* [Challenge]:
Count every line in the entries that contains "инвестиционного". Report that count alone.

* [The records]:
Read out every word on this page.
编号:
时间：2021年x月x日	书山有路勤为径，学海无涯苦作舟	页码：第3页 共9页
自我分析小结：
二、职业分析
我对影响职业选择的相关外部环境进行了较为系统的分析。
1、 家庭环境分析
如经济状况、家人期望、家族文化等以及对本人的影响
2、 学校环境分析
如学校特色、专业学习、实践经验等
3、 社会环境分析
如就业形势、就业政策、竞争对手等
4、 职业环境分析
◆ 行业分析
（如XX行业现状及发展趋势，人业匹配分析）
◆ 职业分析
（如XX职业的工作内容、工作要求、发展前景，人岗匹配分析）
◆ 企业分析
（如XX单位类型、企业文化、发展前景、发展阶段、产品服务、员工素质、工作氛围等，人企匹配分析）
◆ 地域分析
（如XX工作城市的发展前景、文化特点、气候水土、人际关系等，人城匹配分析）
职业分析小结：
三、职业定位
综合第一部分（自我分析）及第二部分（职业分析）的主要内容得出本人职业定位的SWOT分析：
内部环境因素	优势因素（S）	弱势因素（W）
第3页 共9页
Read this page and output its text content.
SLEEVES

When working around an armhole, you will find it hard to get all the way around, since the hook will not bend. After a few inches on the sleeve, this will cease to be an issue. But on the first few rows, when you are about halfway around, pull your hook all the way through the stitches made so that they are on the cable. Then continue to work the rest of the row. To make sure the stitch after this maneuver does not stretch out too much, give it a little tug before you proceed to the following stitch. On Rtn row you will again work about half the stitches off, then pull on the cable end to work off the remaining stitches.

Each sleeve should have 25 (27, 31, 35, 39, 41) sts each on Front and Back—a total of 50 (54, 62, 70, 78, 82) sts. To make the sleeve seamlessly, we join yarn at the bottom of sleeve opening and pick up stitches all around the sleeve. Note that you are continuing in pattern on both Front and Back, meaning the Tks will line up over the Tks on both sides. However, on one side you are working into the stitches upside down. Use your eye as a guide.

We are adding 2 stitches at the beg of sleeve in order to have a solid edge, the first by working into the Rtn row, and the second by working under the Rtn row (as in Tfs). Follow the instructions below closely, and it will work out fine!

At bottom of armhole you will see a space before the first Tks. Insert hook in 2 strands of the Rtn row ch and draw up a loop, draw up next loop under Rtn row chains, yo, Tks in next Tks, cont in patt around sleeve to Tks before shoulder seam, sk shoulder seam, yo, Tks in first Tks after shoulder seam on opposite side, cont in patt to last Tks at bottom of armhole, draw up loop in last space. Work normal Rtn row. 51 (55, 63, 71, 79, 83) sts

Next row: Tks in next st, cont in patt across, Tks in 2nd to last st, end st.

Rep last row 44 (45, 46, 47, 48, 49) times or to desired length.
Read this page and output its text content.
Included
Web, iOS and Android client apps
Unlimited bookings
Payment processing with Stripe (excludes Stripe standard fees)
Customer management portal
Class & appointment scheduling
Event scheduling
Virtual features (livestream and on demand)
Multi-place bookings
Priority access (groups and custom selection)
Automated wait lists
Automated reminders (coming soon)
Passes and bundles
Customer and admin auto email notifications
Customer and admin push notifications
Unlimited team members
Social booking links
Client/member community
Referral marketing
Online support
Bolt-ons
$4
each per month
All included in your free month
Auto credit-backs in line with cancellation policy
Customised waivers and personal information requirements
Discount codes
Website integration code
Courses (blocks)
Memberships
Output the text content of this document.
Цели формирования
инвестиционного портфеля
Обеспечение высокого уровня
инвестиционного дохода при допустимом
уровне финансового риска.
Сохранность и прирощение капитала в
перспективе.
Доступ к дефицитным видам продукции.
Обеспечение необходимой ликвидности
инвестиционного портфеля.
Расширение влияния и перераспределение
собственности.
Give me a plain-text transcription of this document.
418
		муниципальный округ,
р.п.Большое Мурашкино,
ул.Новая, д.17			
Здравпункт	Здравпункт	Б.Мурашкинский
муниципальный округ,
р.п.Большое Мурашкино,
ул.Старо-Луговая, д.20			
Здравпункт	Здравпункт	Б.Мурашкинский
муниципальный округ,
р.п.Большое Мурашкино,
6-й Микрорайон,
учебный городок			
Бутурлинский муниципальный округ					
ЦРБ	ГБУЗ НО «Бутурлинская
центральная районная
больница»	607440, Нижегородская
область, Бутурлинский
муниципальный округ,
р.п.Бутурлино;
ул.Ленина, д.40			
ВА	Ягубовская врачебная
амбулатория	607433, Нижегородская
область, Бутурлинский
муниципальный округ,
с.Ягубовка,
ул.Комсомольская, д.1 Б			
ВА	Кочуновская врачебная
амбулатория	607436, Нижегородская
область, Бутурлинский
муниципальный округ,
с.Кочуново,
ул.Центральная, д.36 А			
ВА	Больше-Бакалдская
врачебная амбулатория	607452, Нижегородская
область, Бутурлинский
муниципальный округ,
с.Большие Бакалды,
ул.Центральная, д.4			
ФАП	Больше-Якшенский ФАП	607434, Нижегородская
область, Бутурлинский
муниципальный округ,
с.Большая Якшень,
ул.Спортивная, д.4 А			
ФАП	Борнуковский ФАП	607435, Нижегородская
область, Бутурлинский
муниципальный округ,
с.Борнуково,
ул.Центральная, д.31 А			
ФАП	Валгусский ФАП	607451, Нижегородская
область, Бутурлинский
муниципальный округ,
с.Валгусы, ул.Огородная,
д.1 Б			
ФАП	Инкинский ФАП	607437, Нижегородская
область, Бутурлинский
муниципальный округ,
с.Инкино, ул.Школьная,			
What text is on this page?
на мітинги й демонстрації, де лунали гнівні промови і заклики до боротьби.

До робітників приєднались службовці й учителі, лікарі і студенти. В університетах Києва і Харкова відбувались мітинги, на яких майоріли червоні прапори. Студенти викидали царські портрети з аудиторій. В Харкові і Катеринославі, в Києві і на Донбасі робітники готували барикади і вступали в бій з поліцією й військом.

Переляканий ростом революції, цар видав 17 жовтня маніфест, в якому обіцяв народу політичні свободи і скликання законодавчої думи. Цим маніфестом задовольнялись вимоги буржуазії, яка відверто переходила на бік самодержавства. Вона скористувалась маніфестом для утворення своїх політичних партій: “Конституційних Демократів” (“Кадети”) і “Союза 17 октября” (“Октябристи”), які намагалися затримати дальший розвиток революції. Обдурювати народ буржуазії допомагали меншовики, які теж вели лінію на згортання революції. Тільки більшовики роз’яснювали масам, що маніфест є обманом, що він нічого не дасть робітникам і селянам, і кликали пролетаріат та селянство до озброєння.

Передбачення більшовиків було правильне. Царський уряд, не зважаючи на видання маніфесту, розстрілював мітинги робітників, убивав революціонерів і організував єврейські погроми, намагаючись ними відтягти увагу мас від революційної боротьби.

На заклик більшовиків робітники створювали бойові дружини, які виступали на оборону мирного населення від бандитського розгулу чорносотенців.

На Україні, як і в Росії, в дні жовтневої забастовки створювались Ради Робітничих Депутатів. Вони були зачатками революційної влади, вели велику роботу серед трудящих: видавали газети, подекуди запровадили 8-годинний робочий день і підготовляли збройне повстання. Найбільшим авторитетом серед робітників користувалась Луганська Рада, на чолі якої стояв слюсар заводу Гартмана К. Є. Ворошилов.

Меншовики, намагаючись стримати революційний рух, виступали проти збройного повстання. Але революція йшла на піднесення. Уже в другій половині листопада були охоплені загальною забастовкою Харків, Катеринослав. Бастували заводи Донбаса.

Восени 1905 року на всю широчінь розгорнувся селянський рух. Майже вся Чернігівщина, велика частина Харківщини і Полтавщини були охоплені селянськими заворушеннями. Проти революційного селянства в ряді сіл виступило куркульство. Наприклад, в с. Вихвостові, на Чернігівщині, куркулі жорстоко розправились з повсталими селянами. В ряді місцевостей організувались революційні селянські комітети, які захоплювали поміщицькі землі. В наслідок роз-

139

* [Response]:
3